- Exercise description -
Copy out every line exactly, passing over the pictures.

- Input material -
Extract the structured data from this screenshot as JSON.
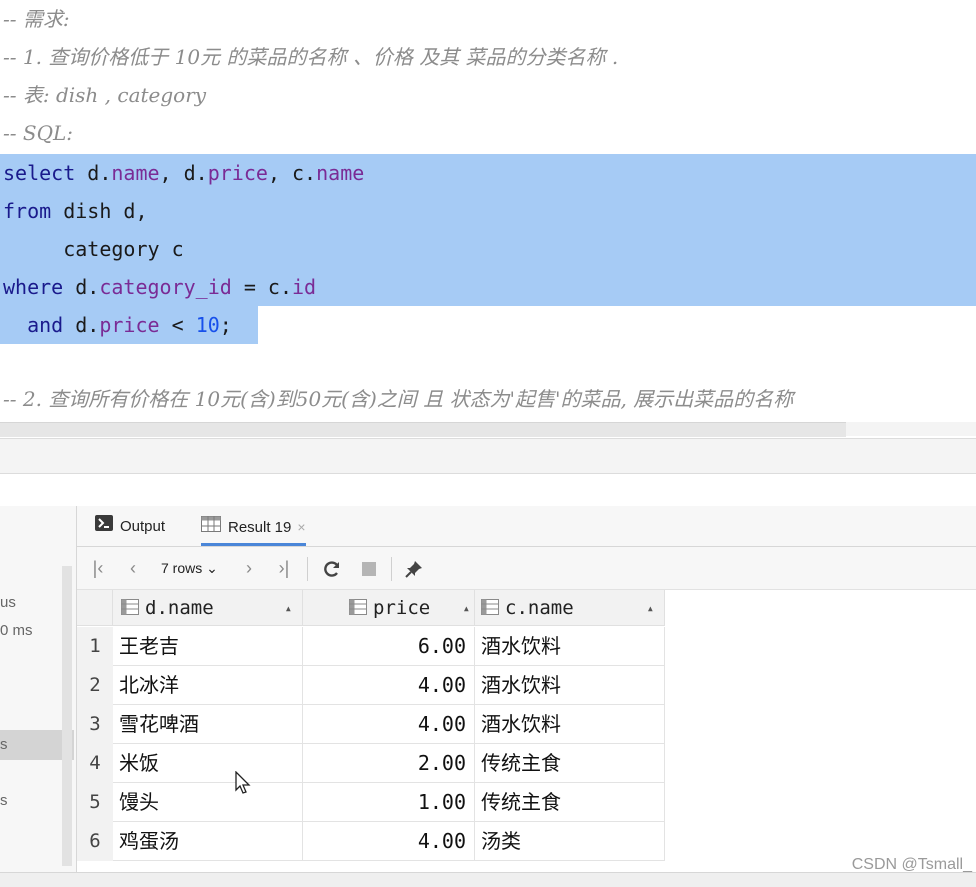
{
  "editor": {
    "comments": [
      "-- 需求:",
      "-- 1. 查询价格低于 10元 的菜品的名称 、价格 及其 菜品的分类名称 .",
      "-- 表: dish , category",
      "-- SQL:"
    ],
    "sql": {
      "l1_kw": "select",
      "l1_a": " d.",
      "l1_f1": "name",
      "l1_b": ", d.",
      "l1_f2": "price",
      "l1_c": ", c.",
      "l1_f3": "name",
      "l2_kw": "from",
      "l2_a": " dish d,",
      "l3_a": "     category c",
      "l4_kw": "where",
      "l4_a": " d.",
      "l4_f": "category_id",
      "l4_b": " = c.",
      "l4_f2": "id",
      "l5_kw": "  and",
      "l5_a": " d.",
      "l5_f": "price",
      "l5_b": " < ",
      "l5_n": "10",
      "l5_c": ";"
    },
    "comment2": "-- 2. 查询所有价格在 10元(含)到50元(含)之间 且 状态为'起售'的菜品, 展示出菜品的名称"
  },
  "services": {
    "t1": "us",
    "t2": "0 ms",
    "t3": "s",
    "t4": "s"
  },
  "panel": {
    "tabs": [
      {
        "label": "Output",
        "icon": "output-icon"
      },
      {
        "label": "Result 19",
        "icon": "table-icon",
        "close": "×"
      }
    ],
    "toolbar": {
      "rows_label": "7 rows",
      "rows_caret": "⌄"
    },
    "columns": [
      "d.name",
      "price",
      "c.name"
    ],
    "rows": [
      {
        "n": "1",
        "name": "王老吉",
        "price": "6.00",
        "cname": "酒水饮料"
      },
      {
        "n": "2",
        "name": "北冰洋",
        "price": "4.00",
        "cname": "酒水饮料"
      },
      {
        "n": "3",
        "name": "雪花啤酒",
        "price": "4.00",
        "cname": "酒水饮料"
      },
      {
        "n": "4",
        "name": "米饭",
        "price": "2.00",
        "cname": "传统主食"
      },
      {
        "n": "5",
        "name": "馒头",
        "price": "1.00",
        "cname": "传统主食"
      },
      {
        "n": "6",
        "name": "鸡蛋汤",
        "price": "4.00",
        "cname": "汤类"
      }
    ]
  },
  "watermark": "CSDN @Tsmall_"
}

- Task response -
Extract the structured data from this screenshot as JSON.
{
  "editor": {
    "comments": [
      "-- 需求:",
      "-- 1. 查询价格低于 10元 的菜品的名称 、价格 及其 菜品的分类名称 .",
      "-- 表: dish , category",
      "-- SQL:"
    ],
    "sql": {
      "l1_kw": "select",
      "l1_a": " d.",
      "l1_f1": "name",
      "l1_b": ", d.",
      "l1_f2": "price",
      "l1_c": ", c.",
      "l1_f3": "name",
      "l2_kw": "from",
      "l2_a": " dish d,",
      "l3_a": "     category c",
      "l4_kw": "where",
      "l4_a": " d.",
      "l4_f": "category_id",
      "l4_b": " = c.",
      "l4_f2": "id",
      "l5_kw": "  and",
      "l5_a": " d.",
      "l5_f": "price",
      "l5_b": " < ",
      "l5_n": "10",
      "l5_c": ";"
    },
    "comment2": "-- 2. 查询所有价格在 10元(含)到50元(含)之间 且 状态为'起售'的菜品, 展示出菜品的名称"
  },
  "services": {
    "t1": "us",
    "t2": "0 ms",
    "t3": "s",
    "t4": "s"
  },
  "panel": {
    "tabs": [
      {
        "label": "Output",
        "icon": "output-icon"
      },
      {
        "label": "Result 19",
        "icon": "table-icon",
        "close": "×"
      }
    ],
    "toolbar": {
      "rows_label": "7 rows",
      "rows_caret": "⌄"
    },
    "columns": [
      "d.name",
      "price",
      "c.name"
    ],
    "rows": [
      {
        "n": "1",
        "name": "王老吉",
        "price": "6.00",
        "cname": "酒水饮料"
      },
      {
        "n": "2",
        "name": "北冰洋",
        "price": "4.00",
        "cname": "酒水饮料"
      },
      {
        "n": "3",
        "name": "雪花啤酒",
        "price": "4.00",
        "cname": "酒水饮料"
      },
      {
        "n": "4",
        "name": "米饭",
        "price": "2.00",
        "cname": "传统主食"
      },
      {
        "n": "5",
        "name": "馒头",
        "price": "1.00",
        "cname": "传统主食"
      },
      {
        "n": "6",
        "name": "鸡蛋汤",
        "price": "4.00",
        "cname": "汤类"
      }
    ]
  },
  "watermark": "CSDN @Tsmall_"
}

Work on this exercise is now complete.